INSTRUCTIONS FOR THE TASK - Which lines in the records below contain the word "houses"? Copy each one out.

### PROVIDED RECORDS ###

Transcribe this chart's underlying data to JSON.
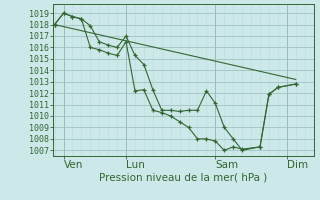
{
  "bg_color": "#cce8e8",
  "grid_major_color": "#99bbbb",
  "grid_minor_color": "#bbdddd",
  "line_color": "#336633",
  "xlabel": "Pression niveau de la mer( hPa )",
  "xlabel_fontsize": 7.5,
  "ylabel_fontsize": 6,
  "ylim": [
    1006.5,
    1019.8
  ],
  "yticks": [
    1007,
    1008,
    1009,
    1010,
    1011,
    1012,
    1013,
    1014,
    1015,
    1016,
    1017,
    1018,
    1019
  ],
  "xtick_labels": [
    "Ven",
    "Lun",
    "Sam",
    "Dim"
  ],
  "xtick_positions": [
    0.5,
    4.0,
    9.0,
    13.0
  ],
  "xlim": [
    -0.1,
    14.5
  ],
  "series1_x": [
    0.0,
    0.5,
    1.0,
    1.5,
    2.0,
    2.5,
    3.0,
    3.5,
    4.0,
    4.5,
    5.0,
    5.5,
    6.0,
    6.5,
    7.0,
    7.5,
    8.0,
    8.5,
    9.0,
    9.5,
    10.0,
    10.5,
    11.5,
    12.0,
    12.5,
    13.5
  ],
  "series1_y": [
    1018.0,
    1019.0,
    1018.7,
    1018.5,
    1017.9,
    1016.5,
    1016.2,
    1016.0,
    1017.0,
    1015.3,
    1014.5,
    1012.3,
    1010.5,
    1010.5,
    1010.4,
    1010.5,
    1010.5,
    1012.2,
    1011.1,
    1009.0,
    1008.0,
    1007.0,
    1007.3,
    1011.9,
    1012.5,
    1012.8
  ],
  "series2_x": [
    0.0,
    0.5,
    1.0,
    1.5,
    2.0,
    2.5,
    3.0,
    3.5,
    4.0,
    4.5,
    5.0,
    5.5,
    6.0,
    6.5,
    7.0,
    7.5,
    8.0,
    8.5,
    9.0,
    9.5,
    10.0,
    10.5,
    11.5,
    12.0,
    12.5,
    13.5
  ],
  "series2_y": [
    1018.0,
    1019.0,
    1018.7,
    1018.5,
    1016.0,
    1015.8,
    1015.5,
    1015.3,
    1016.5,
    1012.2,
    1012.3,
    1010.5,
    1010.3,
    1010.0,
    1009.5,
    1009.0,
    1008.0,
    1008.0,
    1007.8,
    1007.0,
    1007.3,
    1007.1,
    1007.3,
    1011.9,
    1012.5,
    1012.8
  ],
  "series3_x": [
    0.0,
    13.5
  ],
  "series3_y": [
    1018.0,
    1013.2
  ]
}
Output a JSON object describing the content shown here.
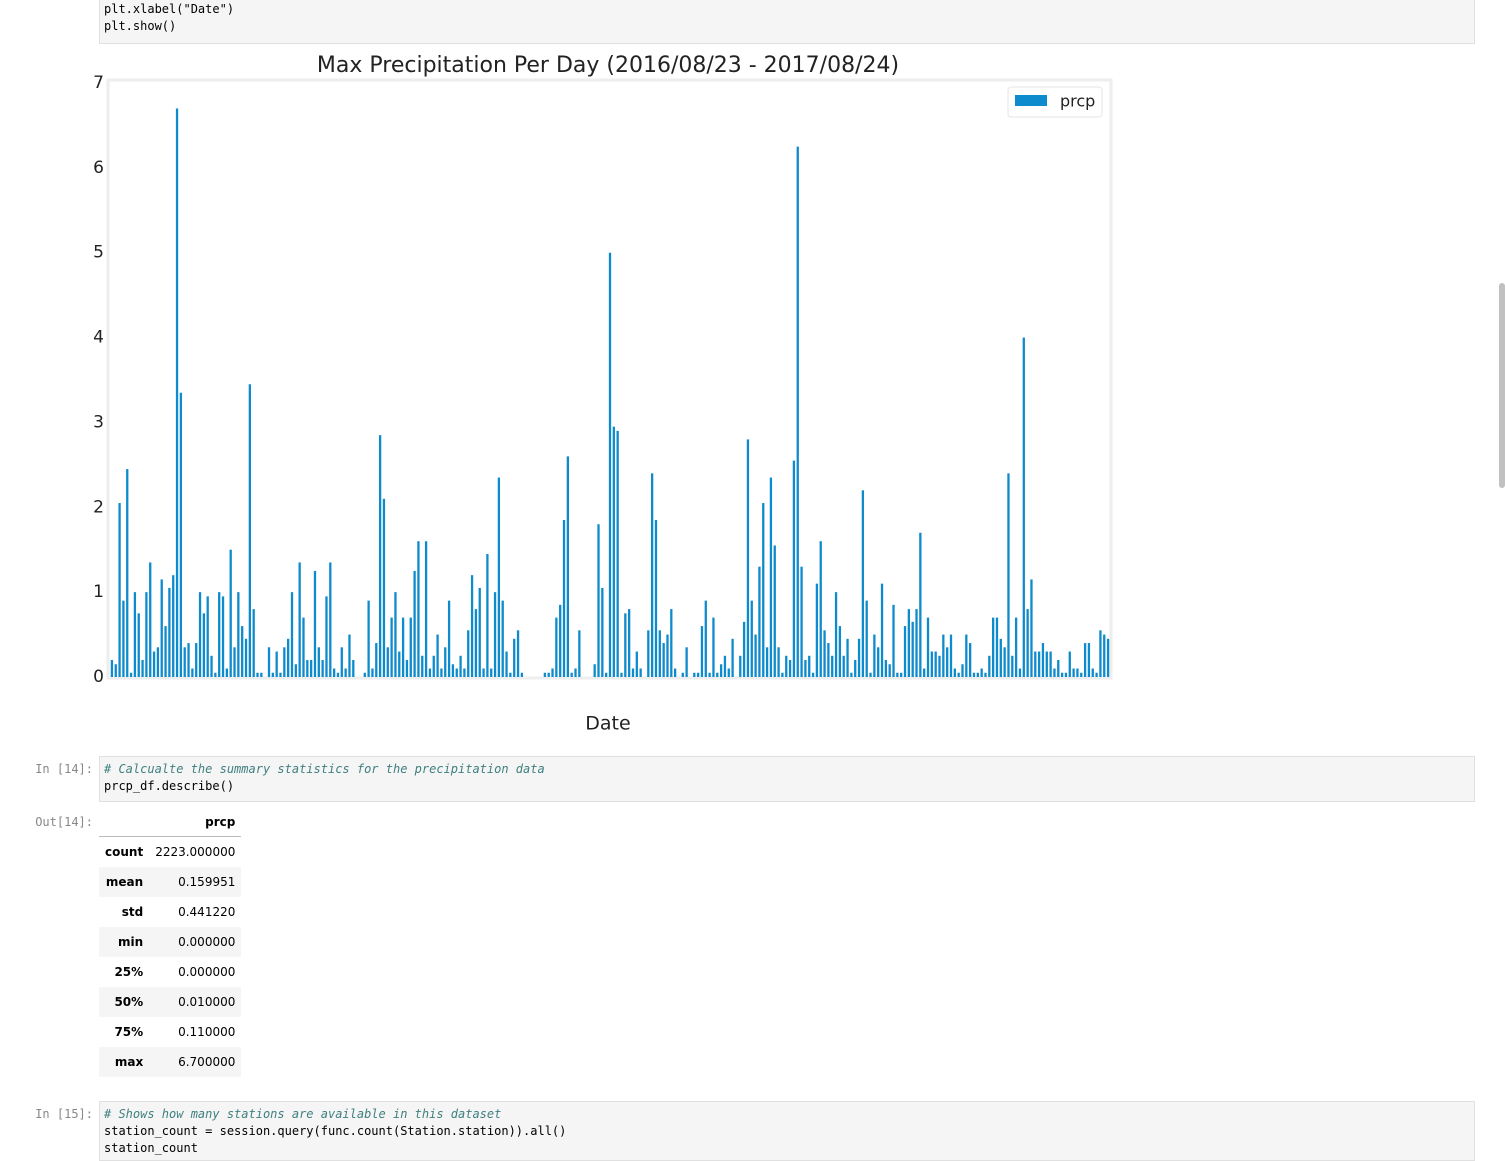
{
  "code_top": {
    "lines": [
      "plt.xlabel(\"Date\")",
      "plt.show()"
    ]
  },
  "chart_data": {
    "type": "bar",
    "title": "Max Precipitation Per Day (2016/08/23 - 2017/08/24)",
    "x_label": "Date",
    "values": [
      0.2,
      0.15,
      2.05,
      0.9,
      2.45,
      0.05,
      1.0,
      0.75,
      0.2,
      1.0,
      1.35,
      0.3,
      0.35,
      1.15,
      0.6,
      1.05,
      1.2,
      6.7,
      3.35,
      0.35,
      0.4,
      0.1,
      0.4,
      1.0,
      0.75,
      0.95,
      0.25,
      0.05,
      1.0,
      0.95,
      0.1,
      1.5,
      0.35,
      1.0,
      0.6,
      0.45,
      3.45,
      0.8,
      0.05,
      0.05,
      0,
      0.35,
      0.05,
      0.3,
      0.05,
      0.35,
      0.45,
      1.0,
      0.15,
      1.35,
      0.7,
      0.2,
      0.2,
      1.25,
      0.35,
      0.2,
      0.95,
      1.35,
      0.1,
      0.05,
      0.35,
      0.1,
      0.5,
      0.2,
      0,
      0,
      0.05,
      0.9,
      0.1,
      0.4,
      2.85,
      2.1,
      0.35,
      0.7,
      1.0,
      0.3,
      0.7,
      0.2,
      0.7,
      1.25,
      1.6,
      0.25,
      1.6,
      0.1,
      0.25,
      0.5,
      0.1,
      0.35,
      0.9,
      0.15,
      0.1,
      0.25,
      0.1,
      0.55,
      1.2,
      0.8,
      1.05,
      0.1,
      1.45,
      0.1,
      1.0,
      2.35,
      0.9,
      0.3,
      0.05,
      0.45,
      0.55,
      0.05,
      0,
      0,
      0,
      0,
      0,
      0.05,
      0.05,
      0.1,
      0.7,
      0.85,
      1.85,
      2.6,
      0.05,
      0.1,
      0.55,
      0,
      0,
      0,
      0.15,
      1.8,
      1.05,
      0.05,
      5.0,
      2.95,
      2.9,
      0.05,
      0.75,
      0.8,
      0.1,
      0.3,
      0.1,
      0,
      0.55,
      2.4,
      1.85,
      0.55,
      0.4,
      0.5,
      0.8,
      0.1,
      0,
      0.05,
      0.35,
      0,
      0.05,
      0.05,
      0.6,
      0.9,
      0.05,
      0.7,
      0.05,
      0.15,
      0.25,
      0.1,
      0.45,
      0,
      0.25,
      0.65,
      2.8,
      0.9,
      0.5,
      1.3,
      2.05,
      0.35,
      2.35,
      1.55,
      0.35,
      0.05,
      0.25,
      0.2,
      2.55,
      6.25,
      1.3,
      0.2,
      0.25,
      0.05,
      1.1,
      1.6,
      0.55,
      0.4,
      0.25,
      1.0,
      0.6,
      0.25,
      0.45,
      0.05,
      0.2,
      0.45,
      2.2,
      0.9,
      0.05,
      0.5,
      0.35,
      1.1,
      0.2,
      0.15,
      0.85,
      0.05,
      0.05,
      0.6,
      0.8,
      0.65,
      0.8,
      1.7,
      0.1,
      0.7,
      0.3,
      0.3,
      0.25,
      0.5,
      0.35,
      0.5,
      0.1,
      0.05,
      0.15,
      0.5,
      0.4,
      0.05,
      0.05,
      0.1,
      0.05,
      0.25,
      0.7,
      0.7,
      0.45,
      0.35,
      2.4,
      0.25,
      0.7,
      0.1,
      4.0,
      0.8,
      1.15,
      0.3,
      0.3,
      0.4,
      0.3,
      0.3,
      0.1,
      0.2,
      0.05,
      0.05,
      0.3,
      0.1,
      0.1,
      0.05,
      0.4,
      0.4,
      0.1,
      0.05,
      0.55,
      0.5,
      0.45
    ],
    "color": "#0e8bcc",
    "legend": {
      "label": "prcp",
      "position": "upper right"
    },
    "ylim": [
      0,
      7
    ],
    "yticks": [
      0,
      1,
      2,
      3,
      4,
      5,
      6,
      7
    ]
  },
  "cells": [
    {
      "prompt": "In [14]:",
      "comment": "# Calcualte the summary statistics for the precipitation data",
      "lines": [
        "prcp_df.describe()"
      ]
    },
    {
      "prompt": "In [15]:",
      "comment": "# Shows how many stations are available in this dataset",
      "lines": [
        "station_count = session.query(func.count(Station.station)).all()",
        "station_count"
      ]
    }
  ],
  "output": {
    "prompt": "Out[14]:",
    "table": {
      "header": "prcp",
      "rows": [
        [
          "count",
          "2223.000000"
        ],
        [
          "mean",
          "0.159951"
        ],
        [
          "std",
          "0.441220"
        ],
        [
          "min",
          "0.000000"
        ],
        [
          "25%",
          "0.000000"
        ],
        [
          "50%",
          "0.010000"
        ],
        [
          "75%",
          "0.110000"
        ],
        [
          "max",
          "6.700000"
        ]
      ]
    }
  }
}
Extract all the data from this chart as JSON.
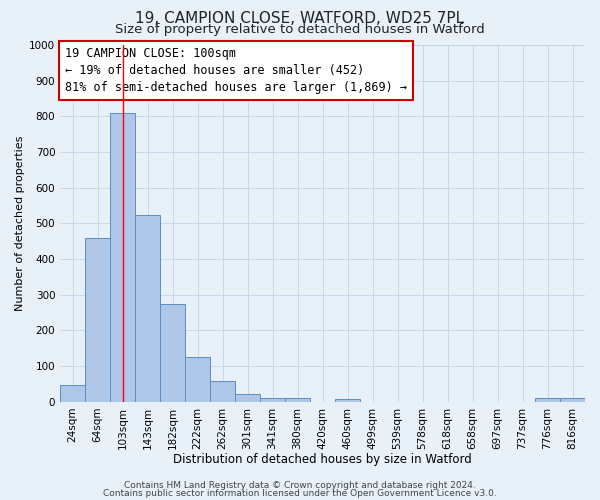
{
  "title1": "19, CAMPION CLOSE, WATFORD, WD25 7PL",
  "title2": "Size of property relative to detached houses in Watford",
  "xlabel": "Distribution of detached houses by size in Watford",
  "ylabel": "Number of detached properties",
  "bin_labels": [
    "24sqm",
    "64sqm",
    "103sqm",
    "143sqm",
    "182sqm",
    "222sqm",
    "262sqm",
    "301sqm",
    "341sqm",
    "380sqm",
    "420sqm",
    "460sqm",
    "499sqm",
    "539sqm",
    "578sqm",
    "618sqm",
    "658sqm",
    "697sqm",
    "737sqm",
    "776sqm",
    "816sqm"
  ],
  "bar_values": [
    47,
    460,
    810,
    525,
    275,
    125,
    58,
    22,
    12,
    10,
    0,
    8,
    0,
    0,
    0,
    0,
    0,
    0,
    0,
    10,
    10
  ],
  "bar_color": "#aec6e8",
  "bar_edgecolor": "#5a8fc4",
  "red_line_index": 2,
  "annotation_title": "19 CAMPION CLOSE: 100sqm",
  "annotation_line2": "← 19% of detached houses are smaller (452)",
  "annotation_line3": "81% of semi-detached houses are larger (1,869) →",
  "annotation_box_edgecolor": "#cc0000",
  "annotation_box_facecolor": "#ffffff",
  "ylim": [
    0,
    1000
  ],
  "yticks": [
    0,
    100,
    200,
    300,
    400,
    500,
    600,
    700,
    800,
    900,
    1000
  ],
  "grid_color": "#c8d8ea",
  "background_color": "#e8f0f8",
  "footer1": "Contains HM Land Registry data © Crown copyright and database right 2024.",
  "footer2": "Contains public sector information licensed under the Open Government Licence v3.0.",
  "title1_fontsize": 11,
  "title2_fontsize": 9.5,
  "xlabel_fontsize": 8.5,
  "ylabel_fontsize": 8,
  "tick_fontsize": 7.5,
  "annotation_fontsize": 8.5,
  "footer_fontsize": 6.5
}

###

SOLUTION TO THIS PROBLEM -
  "title2": "Size of property relative to detached houses in Watford",
  "xlabel": "Distribution of detached houses by size in Watford",
  "annotation_line2": "← 19% of detached houses are smaller (452)",
  "annotation_line3": "81% of semi-detached houses are larger (1,869) →",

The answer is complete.